▶ The task
The entries need to be copied exactly.

▶ Task input
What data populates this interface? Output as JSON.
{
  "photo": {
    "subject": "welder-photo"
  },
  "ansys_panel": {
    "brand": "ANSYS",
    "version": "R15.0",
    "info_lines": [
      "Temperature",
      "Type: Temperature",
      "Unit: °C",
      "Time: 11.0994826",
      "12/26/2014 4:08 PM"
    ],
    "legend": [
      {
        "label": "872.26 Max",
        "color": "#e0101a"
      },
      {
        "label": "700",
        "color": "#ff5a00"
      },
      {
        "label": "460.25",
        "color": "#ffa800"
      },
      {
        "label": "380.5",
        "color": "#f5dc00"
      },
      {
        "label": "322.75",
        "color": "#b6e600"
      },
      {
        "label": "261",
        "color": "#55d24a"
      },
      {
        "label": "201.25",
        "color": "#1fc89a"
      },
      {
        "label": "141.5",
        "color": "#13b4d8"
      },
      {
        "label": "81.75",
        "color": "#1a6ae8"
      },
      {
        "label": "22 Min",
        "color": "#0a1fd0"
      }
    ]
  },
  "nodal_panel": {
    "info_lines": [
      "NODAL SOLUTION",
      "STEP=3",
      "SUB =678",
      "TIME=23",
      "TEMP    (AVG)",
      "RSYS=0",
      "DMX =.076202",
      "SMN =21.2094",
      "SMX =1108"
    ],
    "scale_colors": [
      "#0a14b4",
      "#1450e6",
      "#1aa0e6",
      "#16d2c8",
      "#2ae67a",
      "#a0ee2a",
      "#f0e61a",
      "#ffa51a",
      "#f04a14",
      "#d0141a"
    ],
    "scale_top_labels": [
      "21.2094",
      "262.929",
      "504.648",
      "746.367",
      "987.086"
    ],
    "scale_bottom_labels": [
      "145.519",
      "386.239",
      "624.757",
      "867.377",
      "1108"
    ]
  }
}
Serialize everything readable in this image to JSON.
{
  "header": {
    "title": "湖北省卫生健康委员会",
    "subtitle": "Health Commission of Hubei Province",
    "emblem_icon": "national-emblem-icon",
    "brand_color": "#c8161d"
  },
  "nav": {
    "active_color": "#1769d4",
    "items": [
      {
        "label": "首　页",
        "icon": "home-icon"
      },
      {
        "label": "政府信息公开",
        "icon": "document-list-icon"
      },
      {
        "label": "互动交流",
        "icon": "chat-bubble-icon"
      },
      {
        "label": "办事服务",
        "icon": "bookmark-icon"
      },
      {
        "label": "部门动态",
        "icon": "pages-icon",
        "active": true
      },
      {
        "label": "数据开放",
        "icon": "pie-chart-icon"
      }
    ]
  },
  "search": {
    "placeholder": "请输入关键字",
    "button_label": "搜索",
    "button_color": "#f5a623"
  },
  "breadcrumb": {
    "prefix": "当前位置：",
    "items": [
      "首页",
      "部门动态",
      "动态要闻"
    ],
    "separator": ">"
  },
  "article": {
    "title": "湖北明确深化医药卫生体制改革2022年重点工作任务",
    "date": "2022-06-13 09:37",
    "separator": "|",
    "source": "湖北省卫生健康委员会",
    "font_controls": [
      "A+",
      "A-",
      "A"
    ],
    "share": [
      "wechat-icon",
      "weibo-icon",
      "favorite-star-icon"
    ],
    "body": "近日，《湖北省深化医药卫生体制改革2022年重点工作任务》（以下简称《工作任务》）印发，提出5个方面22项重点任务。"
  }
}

▶ Answer for this exercise
What data populates this interface? Output as JSON.
{
  "photo": {
    "subject": "welder-photo"
  },
  "ansys_panel": {
    "brand": "ANSYS",
    "version": "R15.0",
    "info_lines": [
      "Temperature",
      "Type: Temperature",
      "Unit: °C",
      "Time: 11.0994826",
      "12/26/2014 4:08 PM"
    ],
    "legend": [
      {
        "label": "872.26 Max",
        "color": "#e0101a"
      },
      {
        "label": "700",
        "color": "#ff5a00"
      },
      {
        "label": "460.25",
        "color": "#ffa800"
      },
      {
        "label": "380.5",
        "color": "#f5dc00"
      },
      {
        "label": "322.75",
        "color": "#b6e600"
      },
      {
        "label": "261",
        "color": "#55d24a"
      },
      {
        "label": "201.25",
        "color": "#1fc89a"
      },
      {
        "label": "141.5",
        "color": "#13b4d8"
      },
      {
        "label": "81.75",
        "color": "#1a6ae8"
      },
      {
        "label": "22 Min",
        "color": "#0a1fd0"
      }
    ]
  },
  "nodal_panel": {
    "info_lines": [
      "NODAL SOLUTION",
      "STEP=3",
      "SUB =678",
      "TIME=23",
      "TEMP    (AVG)",
      "RSYS=0",
      "DMX =.076202",
      "SMN =21.2094",
      "SMX =1108"
    ],
    "scale_colors": [
      "#0a14b4",
      "#1450e6",
      "#1aa0e6",
      "#16d2c8",
      "#2ae67a",
      "#a0ee2a",
      "#f0e61a",
      "#ffa51a",
      "#f04a14",
      "#d0141a"
    ],
    "scale_top_labels": [
      "21.2094",
      "262.929",
      "504.648",
      "746.367",
      "987.086"
    ],
    "scale_bottom_labels": [
      "145.519",
      "386.239",
      "624.757",
      "867.377",
      "1108"
    ]
  }
}
Serialize everything readable in this image to JSON.
{
  "header": {
    "title": "湖北省卫生健康委员会",
    "subtitle": "Health Commission of Hubei Province",
    "emblem_icon": "national-emblem-icon",
    "brand_color": "#c8161d"
  },
  "nav": {
    "active_color": "#1769d4",
    "items": [
      {
        "label": "首　页",
        "icon": "home-icon"
      },
      {
        "label": "政府信息公开",
        "icon": "document-list-icon"
      },
      {
        "label": "互动交流",
        "icon": "chat-bubble-icon"
      },
      {
        "label": "办事服务",
        "icon": "bookmark-icon"
      },
      {
        "label": "部门动态",
        "icon": "pages-icon",
        "active": true
      },
      {
        "label": "数据开放",
        "icon": "pie-chart-icon"
      }
    ]
  },
  "search": {
    "placeholder": "请输入关键字",
    "button_label": "搜索",
    "button_color": "#f5a623"
  },
  "breadcrumb": {
    "prefix": "当前位置：",
    "items": [
      "首页",
      "部门动态",
      "动态要闻"
    ],
    "separator": ">"
  },
  "article": {
    "title": "湖北明确深化医药卫生体制改革2022年重点工作任务",
    "date": "2022-06-13 09:37",
    "separator": "|",
    "source": "湖北省卫生健康委员会",
    "font_controls": [
      "A+",
      "A-",
      "A"
    ],
    "share": [
      "wechat-icon",
      "weibo-icon",
      "favorite-star-icon"
    ],
    "body": "近日，《湖北省深化医药卫生体制改革2022年重点工作任务》（以下简称《工作任务》）印发，提出5个方面22项重点任务。"
  }
}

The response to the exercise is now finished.